> [What this task involves]
The reply must repeat the listing below exactly and carry none of its pictures.

> [Input records]
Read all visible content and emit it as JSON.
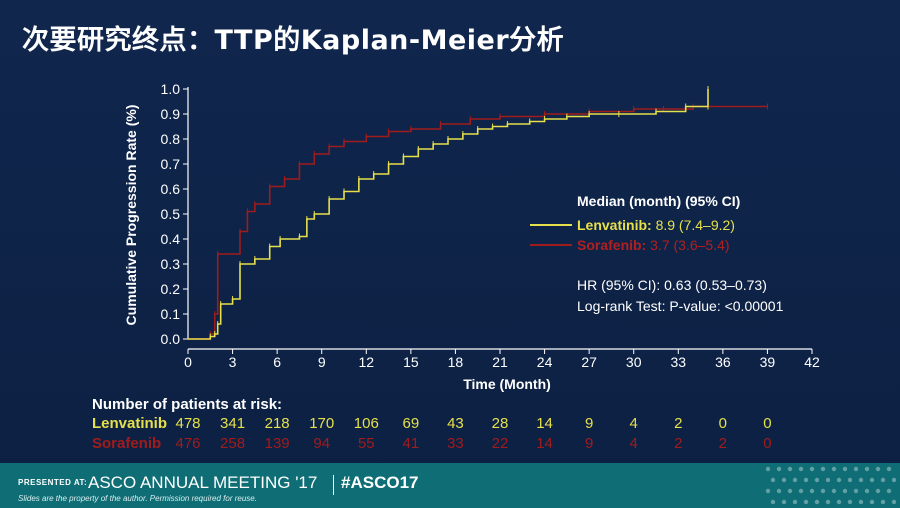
{
  "slide_title": "次要研究终点：TTP的Kaplan-Meier分析",
  "colors": {
    "background": "#0e2348",
    "lenvatinib": "#e6e04a",
    "sorafenib": "#a01c1c",
    "axis": "#ffffff",
    "footer": "#0f6e75"
  },
  "chart_data": {
    "type": "line",
    "xlabel": "Time (Month)",
    "ylabel": "Cumulative Progression Rate (%)",
    "xlim": [
      0,
      42
    ],
    "ylim": [
      0,
      1.0
    ],
    "xticks": [
      "0",
      "3",
      "6",
      "9",
      "12",
      "15",
      "18",
      "21",
      "24",
      "27",
      "30",
      "33",
      "36",
      "39",
      "42"
    ],
    "yticks": [
      "0.0",
      "0.1",
      "0.2",
      "0.3",
      "0.4",
      "0.5",
      "0.6",
      "0.7",
      "0.8",
      "0.9",
      "1.0"
    ],
    "grid": false,
    "legend_title": "Median (month) (95% CI)",
    "series": [
      {
        "name": "Lenvatinib",
        "median_label": "8.9 (7.4–9.2)",
        "x": [
          0,
          1.5,
          1.8,
          2.0,
          2.2,
          3.0,
          3.5,
          4.5,
          5.5,
          6.2,
          7.5,
          8.0,
          8.5,
          9.5,
          10.5,
          11.5,
          12.5,
          13.5,
          14.5,
          15.5,
          16.5,
          17.5,
          18.5,
          19.5,
          20.5,
          21.5,
          23.0,
          24.0,
          25.5,
          27.0,
          29.0,
          31.5,
          33.5,
          35.0,
          35.0
        ],
        "y": [
          0,
          0.01,
          0.02,
          0.06,
          0.14,
          0.16,
          0.3,
          0.32,
          0.37,
          0.4,
          0.41,
          0.48,
          0.5,
          0.56,
          0.59,
          0.64,
          0.66,
          0.7,
          0.73,
          0.76,
          0.78,
          0.8,
          0.82,
          0.84,
          0.85,
          0.86,
          0.87,
          0.88,
          0.89,
          0.9,
          0.9,
          0.91,
          0.93,
          0.93,
          1.0
        ]
      },
      {
        "name": "Sorafenib",
        "median_label": "3.7 (3.6–5.4)",
        "x": [
          0,
          1.5,
          1.8,
          2.0,
          3.5,
          4.0,
          4.5,
          5.5,
          6.5,
          7.5,
          8.5,
          9.5,
          10.5,
          12.0,
          13.5,
          15.0,
          17.0,
          19.0,
          21.0,
          24.0,
          27.0,
          30.0,
          32.0,
          34.0,
          39.0
        ],
        "y": [
          0,
          0.02,
          0.1,
          0.34,
          0.43,
          0.51,
          0.54,
          0.61,
          0.64,
          0.7,
          0.74,
          0.77,
          0.79,
          0.81,
          0.83,
          0.84,
          0.86,
          0.88,
          0.89,
          0.9,
          0.91,
          0.92,
          0.92,
          0.93,
          0.93
        ]
      }
    ],
    "annotations": [
      "HR (95% CI): 0.63 (0.53–0.73)",
      "Log-rank Test: P-value: <0.00001"
    ]
  },
  "risk_table": {
    "header": "Number of patients at risk:",
    "rows": [
      {
        "name": "Lenvatinib",
        "values": [
          "478",
          "341",
          "218",
          "170",
          "106",
          "69",
          "43",
          "28",
          "14",
          "9",
          "4",
          "2",
          "0",
          "0"
        ]
      },
      {
        "name": "Sorafenib",
        "values": [
          "476",
          "258",
          "139",
          "94",
          "55",
          "41",
          "33",
          "22",
          "14",
          "9",
          "4",
          "2",
          "2",
          "0"
        ]
      }
    ]
  },
  "footer": {
    "presented_at": "PRESENTED AT:",
    "meeting": "ASCO ANNUAL MEETING '17",
    "hashtag": "#ASCO17",
    "disclaimer": "Slides are the property of the author. Permission required for reuse."
  }
}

> [Output of the task]
Read all visible content and emit it as JSON.
{
  "slide_title": "次要研究终点：TTP的Kaplan-Meier分析",
  "colors": {
    "background": "#0e2348",
    "lenvatinib": "#e6e04a",
    "sorafenib": "#a01c1c",
    "axis": "#ffffff",
    "footer": "#0f6e75"
  },
  "chart_data": {
    "type": "line",
    "xlabel": "Time (Month)",
    "ylabel": "Cumulative Progression Rate (%)",
    "xlim": [
      0,
      42
    ],
    "ylim": [
      0,
      1.0
    ],
    "xticks": [
      "0",
      "3",
      "6",
      "9",
      "12",
      "15",
      "18",
      "21",
      "24",
      "27",
      "30",
      "33",
      "36",
      "39",
      "42"
    ],
    "yticks": [
      "0.0",
      "0.1",
      "0.2",
      "0.3",
      "0.4",
      "0.5",
      "0.6",
      "0.7",
      "0.8",
      "0.9",
      "1.0"
    ],
    "grid": false,
    "legend_title": "Median (month) (95% CI)",
    "series": [
      {
        "name": "Lenvatinib",
        "median_label": "8.9 (7.4–9.2)",
        "x": [
          0,
          1.5,
          1.8,
          2.0,
          2.2,
          3.0,
          3.5,
          4.5,
          5.5,
          6.2,
          7.5,
          8.0,
          8.5,
          9.5,
          10.5,
          11.5,
          12.5,
          13.5,
          14.5,
          15.5,
          16.5,
          17.5,
          18.5,
          19.5,
          20.5,
          21.5,
          23.0,
          24.0,
          25.5,
          27.0,
          29.0,
          31.5,
          33.5,
          35.0,
          35.0
        ],
        "y": [
          0,
          0.01,
          0.02,
          0.06,
          0.14,
          0.16,
          0.3,
          0.32,
          0.37,
          0.4,
          0.41,
          0.48,
          0.5,
          0.56,
          0.59,
          0.64,
          0.66,
          0.7,
          0.73,
          0.76,
          0.78,
          0.8,
          0.82,
          0.84,
          0.85,
          0.86,
          0.87,
          0.88,
          0.89,
          0.9,
          0.9,
          0.91,
          0.93,
          0.93,
          1.0
        ]
      },
      {
        "name": "Sorafenib",
        "median_label": "3.7 (3.6–5.4)",
        "x": [
          0,
          1.5,
          1.8,
          2.0,
          3.5,
          4.0,
          4.5,
          5.5,
          6.5,
          7.5,
          8.5,
          9.5,
          10.5,
          12.0,
          13.5,
          15.0,
          17.0,
          19.0,
          21.0,
          24.0,
          27.0,
          30.0,
          32.0,
          34.0,
          39.0
        ],
        "y": [
          0,
          0.02,
          0.1,
          0.34,
          0.43,
          0.51,
          0.54,
          0.61,
          0.64,
          0.7,
          0.74,
          0.77,
          0.79,
          0.81,
          0.83,
          0.84,
          0.86,
          0.88,
          0.89,
          0.9,
          0.91,
          0.92,
          0.92,
          0.93,
          0.93
        ]
      }
    ],
    "annotations": [
      "HR (95% CI): 0.63 (0.53–0.73)",
      "Log-rank Test: P-value: <0.00001"
    ]
  },
  "risk_table": {
    "header": "Number of patients at risk:",
    "rows": [
      {
        "name": "Lenvatinib",
        "values": [
          "478",
          "341",
          "218",
          "170",
          "106",
          "69",
          "43",
          "28",
          "14",
          "9",
          "4",
          "2",
          "0",
          "0"
        ]
      },
      {
        "name": "Sorafenib",
        "values": [
          "476",
          "258",
          "139",
          "94",
          "55",
          "41",
          "33",
          "22",
          "14",
          "9",
          "4",
          "2",
          "2",
          "0"
        ]
      }
    ]
  },
  "footer": {
    "presented_at": "PRESENTED AT:",
    "meeting": "ASCO ANNUAL MEETING '17",
    "hashtag": "#ASCO17",
    "disclaimer": "Slides are the property of the author. Permission required for reuse."
  }
}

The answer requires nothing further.